## THE REQUEST
Every line below is to be copied exactly, with the pictures left out.

## INFORMATION SHOWN
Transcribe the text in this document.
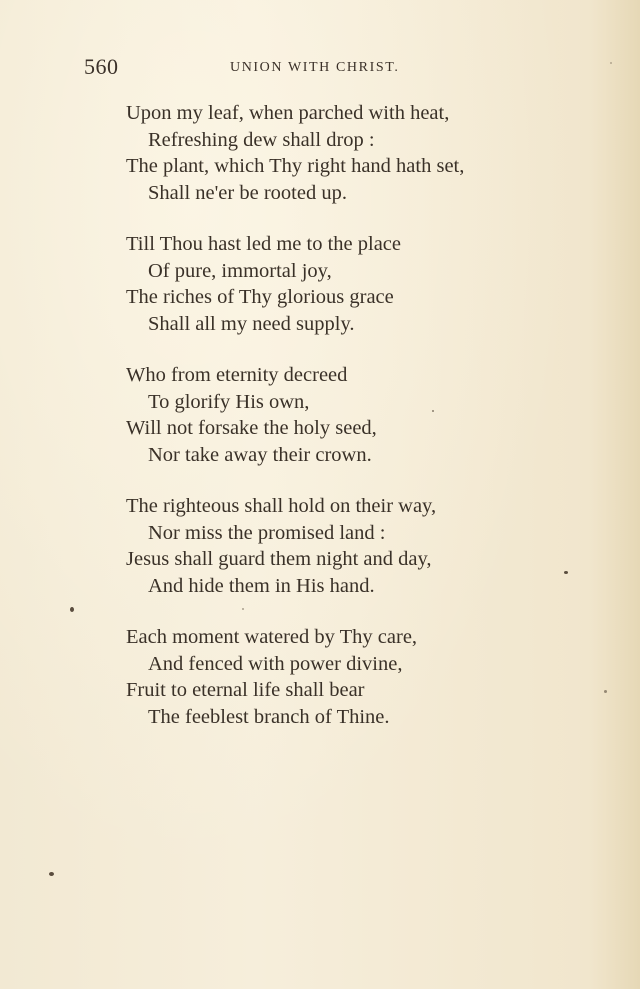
560	UNION WITH CHRIST.
Upon my leaf, when parched with heat,
Refreshing dew shall drop :
The plant, which Thy right hand hath set,
Shall ne'er be rooted up.
Till Thou hast led me to the place
Of pure, immortal joy,
The riches of Thy glorious grace
Shall all my need supply.
Who from eternity decreed
To glorify His own,
Will not forsake the holy seed,
Nor take away their crown.
The righteous shall hold on their way,
Nor miss the promised land :
Jesus shall guard them night and day,
And hide them in His hand.
Each moment watered by Thy care,
And fenced with power divine,
Fruit to eternal life shall bear
The feeblest branch of Thine.
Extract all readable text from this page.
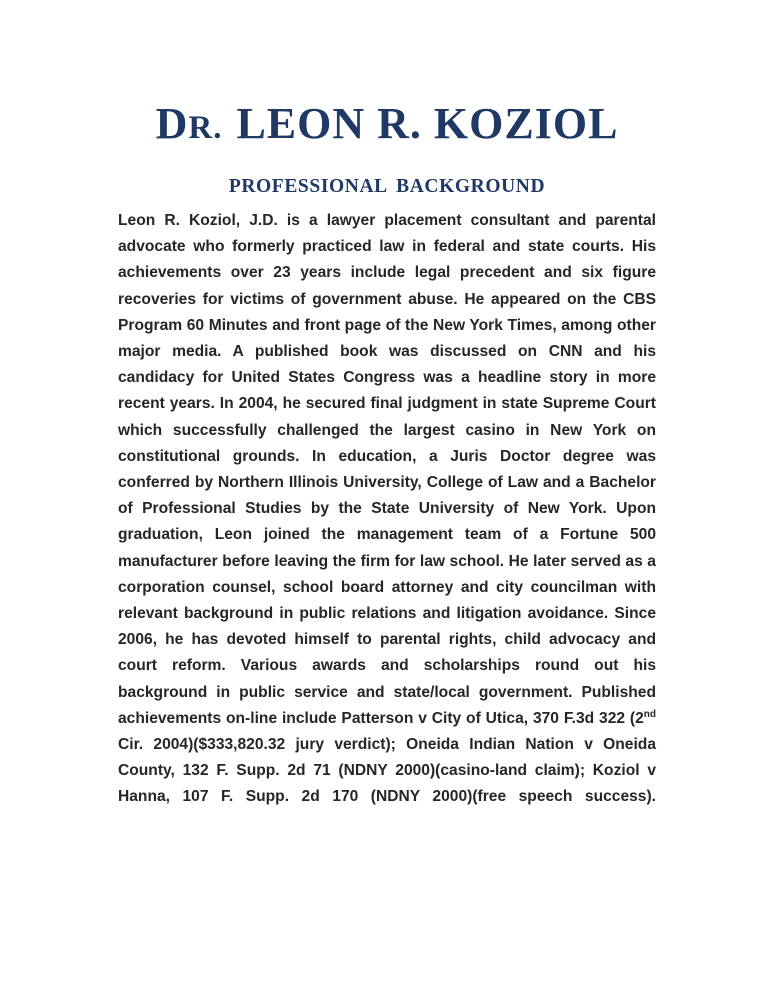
DR. LEON R. KOZIOL
PROFESSIONAL BACKGROUND

Leon R. Koziol, J.D. is a lawyer placement consultant and parental advocate who formerly practiced law in federal and state courts. His achievements over 23 years include legal precedent and six figure recoveries for victims of government abuse. He appeared on the CBS Program 60 Minutes and front page of the New York Times, among other major media. A published book was discussed on CNN and his candidacy for United States Congress was a headline story in more recent years. In 2004, he secured final judgment in state Supreme Court which successfully challenged the largest casino in New York on constitutional grounds. In education, a Juris Doctor degree was conferred by Northern Illinois University, College of Law and a Bachelor of Professional Studies by the State University of New York. Upon graduation, Leon joined the management team of a Fortune 500 manufacturer before leaving the firm for law school. He later served as a corporation counsel, school board attorney and city councilman with relevant background in public relations and litigation avoidance. Since 2006, he has devoted himself to parental rights, child advocacy and court reform. Various awards and scholarships round out his background in public service and state/local government. Published achievements on-line include Patterson v City of Utica, 370 F.3d 322 (2nd Cir. 2004)($333,820.32 jury verdict); Oneida Indian Nation v Oneida County, 132 F. Supp. 2d 71 (NDNY 2000)(casino-land claim); Koziol v Hanna, 107 F. Supp. 2d 170 (NDNY 2000)(free speech success).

## OUTPUT OF THE TASK
Transcribe the text in this document.
560	UNION WITH CHRIST.
Upon my leaf, when parched with heat,
Refreshing dew shall drop :
The plant, which Thy right hand hath set,
Shall ne'er be rooted up.
Till Thou hast led me to the place
Of pure, immortal joy,
The riches of Thy glorious grace
Shall all my need supply.
Who from eternity decreed
To glorify His own,
Will not forsake the holy seed,
Nor take away their crown.
The righteous shall hold on their way,
Nor miss the promised land :
Jesus shall guard them night and day,
And hide them in His hand.
Each moment watered by Thy care,
And fenced with power divine,
Fruit to eternal life shall bear
The feeblest branch of Thine.
Extract all readable text from this page.
DR. LEON R. KOZIOL
PROFESSIONAL BACKGROUND

Leon R. Koziol, J.D. is a lawyer placement consultant and parental advocate who formerly practiced law in federal and state courts. His achievements over 23 years include legal precedent and six figure recoveries for victims of government abuse. He appeared on the CBS Program 60 Minutes and front page of the New York Times, among other major media. A published book was discussed on CNN and his candidacy for United States Congress was a headline story in more recent years. In 2004, he secured final judgment in state Supreme Court which successfully challenged the largest casino in New York on constitutional grounds. In education, a Juris Doctor degree was conferred by Northern Illinois University, College of Law and a Bachelor of Professional Studies by the State University of New York. Upon graduation, Leon joined the management team of a Fortune 500 manufacturer before leaving the firm for law school. He later served as a corporation counsel, school board attorney and city councilman with relevant background in public relations and litigation avoidance. Since 2006, he has devoted himself to parental rights, child advocacy and court reform. Various awards and scholarships round out his background in public service and state/local government. Published achievements on-line include Patterson v City of Utica, 370 F.3d 322 (2nd Cir. 2004)($333,820.32 jury verdict); Oneida Indian Nation v Oneida County, 132 F. Supp. 2d 71 (NDNY 2000)(casino-land claim); Koziol v Hanna, 107 F. Supp. 2d 170 (NDNY 2000)(free speech success).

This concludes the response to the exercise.